▸ Figure contents as structured data:

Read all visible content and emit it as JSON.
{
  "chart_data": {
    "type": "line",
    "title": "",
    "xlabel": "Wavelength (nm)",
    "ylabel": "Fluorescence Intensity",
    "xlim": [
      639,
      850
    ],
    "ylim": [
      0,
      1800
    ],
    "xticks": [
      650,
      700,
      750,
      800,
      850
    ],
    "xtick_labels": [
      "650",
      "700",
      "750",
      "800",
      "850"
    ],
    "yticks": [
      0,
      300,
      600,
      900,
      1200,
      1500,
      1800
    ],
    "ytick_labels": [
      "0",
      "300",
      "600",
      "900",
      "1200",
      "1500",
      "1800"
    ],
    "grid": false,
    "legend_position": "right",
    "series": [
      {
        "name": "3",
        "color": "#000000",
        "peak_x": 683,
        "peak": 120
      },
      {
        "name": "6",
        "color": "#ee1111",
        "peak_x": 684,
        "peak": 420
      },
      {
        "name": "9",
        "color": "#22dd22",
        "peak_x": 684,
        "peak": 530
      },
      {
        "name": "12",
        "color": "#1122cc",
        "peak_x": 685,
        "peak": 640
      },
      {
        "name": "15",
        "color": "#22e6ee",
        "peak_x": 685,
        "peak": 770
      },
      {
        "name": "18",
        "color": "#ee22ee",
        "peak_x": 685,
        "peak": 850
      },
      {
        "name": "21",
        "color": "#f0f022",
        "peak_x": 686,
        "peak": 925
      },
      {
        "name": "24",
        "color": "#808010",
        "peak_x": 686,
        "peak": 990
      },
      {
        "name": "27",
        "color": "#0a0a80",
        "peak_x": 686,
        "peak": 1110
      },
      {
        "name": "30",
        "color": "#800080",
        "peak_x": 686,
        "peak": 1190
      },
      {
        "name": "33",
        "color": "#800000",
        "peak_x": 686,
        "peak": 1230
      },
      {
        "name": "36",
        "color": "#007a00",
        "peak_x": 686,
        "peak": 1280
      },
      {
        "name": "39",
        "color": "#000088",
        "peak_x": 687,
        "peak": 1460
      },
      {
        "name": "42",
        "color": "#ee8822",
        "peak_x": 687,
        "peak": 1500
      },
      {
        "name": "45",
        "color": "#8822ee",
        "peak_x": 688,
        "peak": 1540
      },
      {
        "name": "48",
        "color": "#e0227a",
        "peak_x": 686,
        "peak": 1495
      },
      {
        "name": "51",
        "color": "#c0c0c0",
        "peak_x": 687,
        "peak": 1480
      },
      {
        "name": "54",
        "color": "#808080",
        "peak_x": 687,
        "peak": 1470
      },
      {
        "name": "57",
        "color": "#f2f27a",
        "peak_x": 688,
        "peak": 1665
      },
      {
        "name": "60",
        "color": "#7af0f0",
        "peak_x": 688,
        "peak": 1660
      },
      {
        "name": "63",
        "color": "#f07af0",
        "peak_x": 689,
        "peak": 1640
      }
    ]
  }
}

▸ OBJECTIVE:
Every entry should be printed again exactly as it stands.

▸ COMPLETE ANSWER:
Read all visible content and emit it as JSON.
{
  "chart_data": {
    "type": "line",
    "title": "",
    "xlabel": "Wavelength (nm)",
    "ylabel": "Fluorescence Intensity",
    "xlim": [
      639,
      850
    ],
    "ylim": [
      0,
      1800
    ],
    "xticks": [
      650,
      700,
      750,
      800,
      850
    ],
    "xtick_labels": [
      "650",
      "700",
      "750",
      "800",
      "850"
    ],
    "yticks": [
      0,
      300,
      600,
      900,
      1200,
      1500,
      1800
    ],
    "ytick_labels": [
      "0",
      "300",
      "600",
      "900",
      "1200",
      "1500",
      "1800"
    ],
    "grid": false,
    "legend_position": "right",
    "series": [
      {
        "name": "3",
        "color": "#000000",
        "peak_x": 683,
        "peak": 120
      },
      {
        "name": "6",
        "color": "#ee1111",
        "peak_x": 684,
        "peak": 420
      },
      {
        "name": "9",
        "color": "#22dd22",
        "peak_x": 684,
        "peak": 530
      },
      {
        "name": "12",
        "color": "#1122cc",
        "peak_x": 685,
        "peak": 640
      },
      {
        "name": "15",
        "color": "#22e6ee",
        "peak_x": 685,
        "peak": 770
      },
      {
        "name": "18",
        "color": "#ee22ee",
        "peak_x": 685,
        "peak": 850
      },
      {
        "name": "21",
        "color": "#f0f022",
        "peak_x": 686,
        "peak": 925
      },
      {
        "name": "24",
        "color": "#808010",
        "peak_x": 686,
        "peak": 990
      },
      {
        "name": "27",
        "color": "#0a0a80",
        "peak_x": 686,
        "peak": 1110
      },
      {
        "name": "30",
        "color": "#800080",
        "peak_x": 686,
        "peak": 1190
      },
      {
        "name": "33",
        "color": "#800000",
        "peak_x": 686,
        "peak": 1230
      },
      {
        "name": "36",
        "color": "#007a00",
        "peak_x": 686,
        "peak": 1280
      },
      {
        "name": "39",
        "color": "#000088",
        "peak_x": 687,
        "peak": 1460
      },
      {
        "name": "42",
        "color": "#ee8822",
        "peak_x": 687,
        "peak": 1500
      },
      {
        "name": "45",
        "color": "#8822ee",
        "peak_x": 688,
        "peak": 1540
      },
      {
        "name": "48",
        "color": "#e0227a",
        "peak_x": 686,
        "peak": 1495
      },
      {
        "name": "51",
        "color": "#c0c0c0",
        "peak_x": 687,
        "peak": 1480
      },
      {
        "name": "54",
        "color": "#808080",
        "peak_x": 687,
        "peak": 1470
      },
      {
        "name": "57",
        "color": "#f2f27a",
        "peak_x": 688,
        "peak": 1665
      },
      {
        "name": "60",
        "color": "#7af0f0",
        "peak_x": 688,
        "peak": 1660
      },
      {
        "name": "63",
        "color": "#f07af0",
        "peak_x": 689,
        "peak": 1640
      }
    ]
  }
}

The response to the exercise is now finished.